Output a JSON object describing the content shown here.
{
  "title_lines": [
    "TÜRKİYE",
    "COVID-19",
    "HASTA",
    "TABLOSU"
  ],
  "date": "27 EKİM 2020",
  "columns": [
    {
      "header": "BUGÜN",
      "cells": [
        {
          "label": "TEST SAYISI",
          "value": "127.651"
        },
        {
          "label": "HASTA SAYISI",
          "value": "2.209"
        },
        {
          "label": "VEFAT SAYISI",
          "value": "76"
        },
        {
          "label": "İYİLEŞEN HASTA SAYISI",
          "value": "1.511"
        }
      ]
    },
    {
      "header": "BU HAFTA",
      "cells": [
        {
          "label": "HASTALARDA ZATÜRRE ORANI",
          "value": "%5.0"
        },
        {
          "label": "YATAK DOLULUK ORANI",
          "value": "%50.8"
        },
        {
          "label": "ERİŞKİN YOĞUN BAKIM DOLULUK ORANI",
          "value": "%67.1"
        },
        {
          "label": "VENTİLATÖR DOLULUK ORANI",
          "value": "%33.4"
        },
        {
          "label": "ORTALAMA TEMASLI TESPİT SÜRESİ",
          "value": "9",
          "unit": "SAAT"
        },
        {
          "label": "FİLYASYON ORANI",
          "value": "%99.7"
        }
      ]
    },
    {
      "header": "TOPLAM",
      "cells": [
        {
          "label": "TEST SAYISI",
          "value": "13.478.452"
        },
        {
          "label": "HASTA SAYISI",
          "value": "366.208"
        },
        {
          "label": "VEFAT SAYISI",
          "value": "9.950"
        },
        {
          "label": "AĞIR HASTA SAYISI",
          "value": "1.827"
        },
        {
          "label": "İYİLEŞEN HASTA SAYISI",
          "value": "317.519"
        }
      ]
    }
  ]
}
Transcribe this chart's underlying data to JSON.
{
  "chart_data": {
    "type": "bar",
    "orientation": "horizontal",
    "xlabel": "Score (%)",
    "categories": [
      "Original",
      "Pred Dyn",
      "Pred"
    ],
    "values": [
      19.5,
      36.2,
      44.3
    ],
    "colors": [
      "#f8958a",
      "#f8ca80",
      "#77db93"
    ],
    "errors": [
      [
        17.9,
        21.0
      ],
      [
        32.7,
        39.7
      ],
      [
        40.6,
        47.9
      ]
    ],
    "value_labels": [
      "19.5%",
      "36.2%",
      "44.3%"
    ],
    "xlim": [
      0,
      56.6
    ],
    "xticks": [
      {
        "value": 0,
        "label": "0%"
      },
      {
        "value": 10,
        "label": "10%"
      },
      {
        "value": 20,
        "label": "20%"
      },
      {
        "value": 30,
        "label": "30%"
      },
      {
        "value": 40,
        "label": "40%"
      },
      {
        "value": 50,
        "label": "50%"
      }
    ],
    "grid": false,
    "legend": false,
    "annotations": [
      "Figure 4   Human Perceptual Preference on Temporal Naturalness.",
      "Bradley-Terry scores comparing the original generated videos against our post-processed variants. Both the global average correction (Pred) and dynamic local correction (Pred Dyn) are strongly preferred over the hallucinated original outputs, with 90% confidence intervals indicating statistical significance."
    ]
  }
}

****************

**Problem:** Return the entries above exactly as they appear.

**Worked answer:**
Output a JSON object describing the content shown here.
{
  "title_lines": [
    "TÜRKİYE",
    "COVID-19",
    "HASTA",
    "TABLOSU"
  ],
  "date": "27 EKİM 2020",
  "columns": [
    {
      "header": "BUGÜN",
      "cells": [
        {
          "label": "TEST SAYISI",
          "value": "127.651"
        },
        {
          "label": "HASTA SAYISI",
          "value": "2.209"
        },
        {
          "label": "VEFAT SAYISI",
          "value": "76"
        },
        {
          "label": "İYİLEŞEN HASTA SAYISI",
          "value": "1.511"
        }
      ]
    },
    {
      "header": "BU HAFTA",
      "cells": [
        {
          "label": "HASTALARDA ZATÜRRE ORANI",
          "value": "%5.0"
        },
        {
          "label": "YATAK DOLULUK ORANI",
          "value": "%50.8"
        },
        {
          "label": "ERİŞKİN YOĞUN BAKIM DOLULUK ORANI",
          "value": "%67.1"
        },
        {
          "label": "VENTİLATÖR DOLULUK ORANI",
          "value": "%33.4"
        },
        {
          "label": "ORTALAMA TEMASLI TESPİT SÜRESİ",
          "value": "9",
          "unit": "SAAT"
        },
        {
          "label": "FİLYASYON ORANI",
          "value": "%99.7"
        }
      ]
    },
    {
      "header": "TOPLAM",
      "cells": [
        {
          "label": "TEST SAYISI",
          "value": "13.478.452"
        },
        {
          "label": "HASTA SAYISI",
          "value": "366.208"
        },
        {
          "label": "VEFAT SAYISI",
          "value": "9.950"
        },
        {
          "label": "AĞIR HASTA SAYISI",
          "value": "1.827"
        },
        {
          "label": "İYİLEŞEN HASTA SAYISI",
          "value": "317.519"
        }
      ]
    }
  ]
}
Transcribe this chart's underlying data to JSON.
{
  "chart_data": {
    "type": "bar",
    "orientation": "horizontal",
    "xlabel": "Score (%)",
    "categories": [
      "Original",
      "Pred Dyn",
      "Pred"
    ],
    "values": [
      19.5,
      36.2,
      44.3
    ],
    "colors": [
      "#f8958a",
      "#f8ca80",
      "#77db93"
    ],
    "errors": [
      [
        17.9,
        21.0
      ],
      [
        32.7,
        39.7
      ],
      [
        40.6,
        47.9
      ]
    ],
    "value_labels": [
      "19.5%",
      "36.2%",
      "44.3%"
    ],
    "xlim": [
      0,
      56.6
    ],
    "xticks": [
      {
        "value": 0,
        "label": "0%"
      },
      {
        "value": 10,
        "label": "10%"
      },
      {
        "value": 20,
        "label": "20%"
      },
      {
        "value": 30,
        "label": "30%"
      },
      {
        "value": 40,
        "label": "40%"
      },
      {
        "value": 50,
        "label": "50%"
      }
    ],
    "grid": false,
    "legend": false,
    "annotations": [
      "Figure 4   Human Perceptual Preference on Temporal Naturalness.",
      "Bradley-Terry scores comparing the original generated videos against our post-processed variants. Both the global average correction (Pred) and dynamic local correction (Pred Dyn) are strongly preferred over the hallucinated original outputs, with 90% confidence intervals indicating statistical significance."
    ]
  }
}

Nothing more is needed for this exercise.